***** Source data

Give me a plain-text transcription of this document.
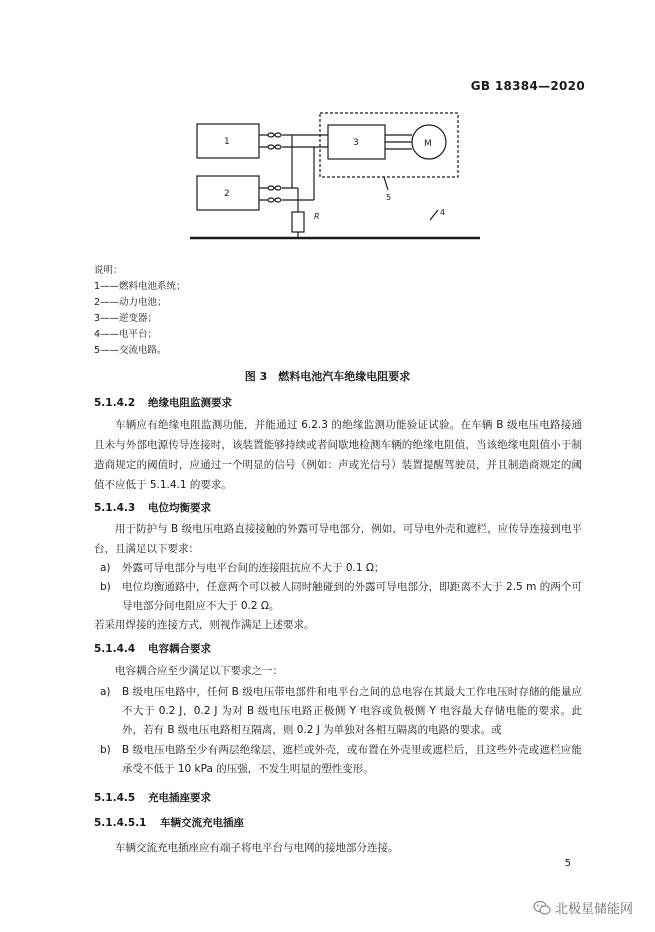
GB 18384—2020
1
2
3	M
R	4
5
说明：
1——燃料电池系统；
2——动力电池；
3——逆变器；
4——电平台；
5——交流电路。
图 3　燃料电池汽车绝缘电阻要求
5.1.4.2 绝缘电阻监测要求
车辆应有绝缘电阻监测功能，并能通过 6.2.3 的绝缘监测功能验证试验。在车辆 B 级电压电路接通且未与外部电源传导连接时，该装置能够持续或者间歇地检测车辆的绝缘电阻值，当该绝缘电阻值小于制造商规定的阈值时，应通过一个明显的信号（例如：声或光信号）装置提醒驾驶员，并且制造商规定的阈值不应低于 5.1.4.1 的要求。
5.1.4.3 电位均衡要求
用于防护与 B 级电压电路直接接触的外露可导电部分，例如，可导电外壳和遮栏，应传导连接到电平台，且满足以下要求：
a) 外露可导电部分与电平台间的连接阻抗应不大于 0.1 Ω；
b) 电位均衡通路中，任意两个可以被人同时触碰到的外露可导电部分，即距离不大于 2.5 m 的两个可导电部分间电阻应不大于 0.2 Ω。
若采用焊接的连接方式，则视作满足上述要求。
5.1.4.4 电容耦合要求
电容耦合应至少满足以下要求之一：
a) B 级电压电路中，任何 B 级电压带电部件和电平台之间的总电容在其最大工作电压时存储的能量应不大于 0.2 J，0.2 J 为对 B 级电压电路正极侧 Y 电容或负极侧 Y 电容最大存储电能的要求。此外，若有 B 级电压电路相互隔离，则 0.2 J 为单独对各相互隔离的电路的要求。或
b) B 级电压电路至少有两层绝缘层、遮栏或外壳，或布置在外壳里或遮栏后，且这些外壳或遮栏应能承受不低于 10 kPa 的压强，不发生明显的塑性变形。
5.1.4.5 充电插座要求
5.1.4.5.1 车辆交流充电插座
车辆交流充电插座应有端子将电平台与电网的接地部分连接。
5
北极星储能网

**********

(Task to carry out)
Every record above should come back exactly, but without its pictures.

(Task response)
Give me a plain-text transcription of this document.
GB 18384—2020
1
2
3	M
R	4
5
说明：
1——燃料电池系统；
2——动力电池；
3——逆变器；
4——电平台；
5——交流电路。
图 3　燃料电池汽车绝缘电阻要求
5.1.4.2 绝缘电阻监测要求
车辆应有绝缘电阻监测功能，并能通过 6.2.3 的绝缘监测功能验证试验。在车辆 B 级电压电路接通且未与外部电源传导连接时，该装置能够持续或者间歇地检测车辆的绝缘电阻值，当该绝缘电阻值小于制造商规定的阈值时，应通过一个明显的信号（例如：声或光信号）装置提醒驾驶员，并且制造商规定的阈值不应低于 5.1.4.1 的要求。
5.1.4.3 电位均衡要求
用于防护与 B 级电压电路直接接触的外露可导电部分，例如，可导电外壳和遮栏，应传导连接到电平台，且满足以下要求：
a) 外露可导电部分与电平台间的连接阻抗应不大于 0.1 Ω；
b) 电位均衡通路中，任意两个可以被人同时触碰到的外露可导电部分，即距离不大于 2.5 m 的两个可导电部分间电阻应不大于 0.2 Ω。
若采用焊接的连接方式，则视作满足上述要求。
5.1.4.4 电容耦合要求
电容耦合应至少满足以下要求之一：
a) B 级电压电路中，任何 B 级电压带电部件和电平台之间的总电容在其最大工作电压时存储的能量应不大于 0.2 J，0.2 J 为对 B 级电压电路正极侧 Y 电容或负极侧 Y 电容最大存储电能的要求。此外，若有 B 级电压电路相互隔离，则 0.2 J 为单独对各相互隔离的电路的要求。或
b) B 级电压电路至少有两层绝缘层、遮栏或外壳，或布置在外壳里或遮栏后，且这些外壳或遮栏应能承受不低于 10 kPa 的压强，不发生明显的塑性变形。
5.1.4.5 充电插座要求
5.1.4.5.1 车辆交流充电插座
车辆交流充电插座应有端子将电平台与电网的接地部分连接。
5
北极星储能网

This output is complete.